=== EXCERPTED RECORDS ===
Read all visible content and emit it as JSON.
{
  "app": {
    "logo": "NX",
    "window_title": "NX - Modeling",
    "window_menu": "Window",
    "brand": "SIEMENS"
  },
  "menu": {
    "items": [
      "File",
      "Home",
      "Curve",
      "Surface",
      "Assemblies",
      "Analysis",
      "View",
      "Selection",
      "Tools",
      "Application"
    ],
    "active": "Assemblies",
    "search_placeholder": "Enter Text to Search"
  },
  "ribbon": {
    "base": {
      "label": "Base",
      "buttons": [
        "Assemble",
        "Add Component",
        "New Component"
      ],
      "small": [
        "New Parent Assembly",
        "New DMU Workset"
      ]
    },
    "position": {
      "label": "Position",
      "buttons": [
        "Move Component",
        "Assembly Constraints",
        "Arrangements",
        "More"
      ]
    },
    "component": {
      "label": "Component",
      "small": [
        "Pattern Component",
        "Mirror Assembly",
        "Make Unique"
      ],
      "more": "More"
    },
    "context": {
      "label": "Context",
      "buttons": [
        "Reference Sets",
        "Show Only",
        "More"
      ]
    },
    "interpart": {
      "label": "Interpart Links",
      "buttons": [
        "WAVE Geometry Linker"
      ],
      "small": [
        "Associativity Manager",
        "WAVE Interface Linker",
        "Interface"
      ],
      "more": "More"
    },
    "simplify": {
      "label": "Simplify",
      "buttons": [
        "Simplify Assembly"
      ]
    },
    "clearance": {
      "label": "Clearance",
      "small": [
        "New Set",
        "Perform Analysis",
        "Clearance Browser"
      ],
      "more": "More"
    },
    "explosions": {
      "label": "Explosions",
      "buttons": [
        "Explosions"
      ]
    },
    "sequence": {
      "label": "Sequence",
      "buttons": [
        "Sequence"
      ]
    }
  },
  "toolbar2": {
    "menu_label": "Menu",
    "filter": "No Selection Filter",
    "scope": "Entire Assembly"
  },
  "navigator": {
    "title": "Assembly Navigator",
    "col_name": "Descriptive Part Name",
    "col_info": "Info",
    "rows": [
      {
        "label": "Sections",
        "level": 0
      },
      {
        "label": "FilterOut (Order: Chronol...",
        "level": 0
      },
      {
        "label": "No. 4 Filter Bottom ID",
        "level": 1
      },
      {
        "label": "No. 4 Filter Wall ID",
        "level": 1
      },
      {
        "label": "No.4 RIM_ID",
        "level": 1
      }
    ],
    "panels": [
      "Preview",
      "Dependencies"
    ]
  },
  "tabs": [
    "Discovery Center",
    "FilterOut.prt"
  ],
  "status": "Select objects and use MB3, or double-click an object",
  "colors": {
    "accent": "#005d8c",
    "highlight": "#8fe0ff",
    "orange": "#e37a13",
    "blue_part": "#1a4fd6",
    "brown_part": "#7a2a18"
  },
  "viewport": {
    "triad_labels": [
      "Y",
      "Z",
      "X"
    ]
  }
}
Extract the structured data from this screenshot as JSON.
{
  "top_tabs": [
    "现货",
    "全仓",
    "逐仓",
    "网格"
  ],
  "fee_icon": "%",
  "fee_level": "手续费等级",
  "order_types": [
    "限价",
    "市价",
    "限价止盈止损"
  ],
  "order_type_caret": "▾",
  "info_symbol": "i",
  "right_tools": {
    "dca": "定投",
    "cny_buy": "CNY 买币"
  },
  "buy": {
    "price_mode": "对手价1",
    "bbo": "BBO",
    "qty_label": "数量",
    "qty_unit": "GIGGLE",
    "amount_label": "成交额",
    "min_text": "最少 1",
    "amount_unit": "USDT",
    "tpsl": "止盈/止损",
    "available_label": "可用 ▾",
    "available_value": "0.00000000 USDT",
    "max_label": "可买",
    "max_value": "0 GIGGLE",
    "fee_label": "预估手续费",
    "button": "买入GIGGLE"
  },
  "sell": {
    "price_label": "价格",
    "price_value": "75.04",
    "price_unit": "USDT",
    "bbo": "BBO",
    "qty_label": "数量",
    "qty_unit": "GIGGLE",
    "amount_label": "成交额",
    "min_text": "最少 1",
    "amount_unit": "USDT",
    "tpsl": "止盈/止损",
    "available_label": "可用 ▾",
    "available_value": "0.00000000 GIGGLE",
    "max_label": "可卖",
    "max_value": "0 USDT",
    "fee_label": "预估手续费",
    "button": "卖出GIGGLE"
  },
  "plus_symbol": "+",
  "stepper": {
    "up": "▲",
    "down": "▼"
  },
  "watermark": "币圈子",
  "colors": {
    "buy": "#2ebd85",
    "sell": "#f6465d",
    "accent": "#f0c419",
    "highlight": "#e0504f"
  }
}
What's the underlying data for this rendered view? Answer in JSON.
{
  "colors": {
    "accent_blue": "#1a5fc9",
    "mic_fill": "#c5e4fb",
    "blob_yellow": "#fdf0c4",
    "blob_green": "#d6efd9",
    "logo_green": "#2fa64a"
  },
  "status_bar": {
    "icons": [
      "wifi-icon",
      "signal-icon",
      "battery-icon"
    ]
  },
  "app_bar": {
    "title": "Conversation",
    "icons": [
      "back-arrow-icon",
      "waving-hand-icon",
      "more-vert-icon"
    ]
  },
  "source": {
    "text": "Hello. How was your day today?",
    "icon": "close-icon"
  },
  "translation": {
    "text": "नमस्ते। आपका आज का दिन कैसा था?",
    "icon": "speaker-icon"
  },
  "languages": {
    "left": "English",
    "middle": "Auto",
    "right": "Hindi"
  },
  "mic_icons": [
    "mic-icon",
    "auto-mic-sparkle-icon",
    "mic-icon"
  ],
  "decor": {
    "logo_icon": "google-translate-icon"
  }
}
===
▸ YOUR GOAL:
Reproduce each line of the material containing the word "this".

▸ FINAL ANSWER:
Extract the structured data from this screenshot as JSON.
What's the underlying data for this rendered view? Answer in JSON.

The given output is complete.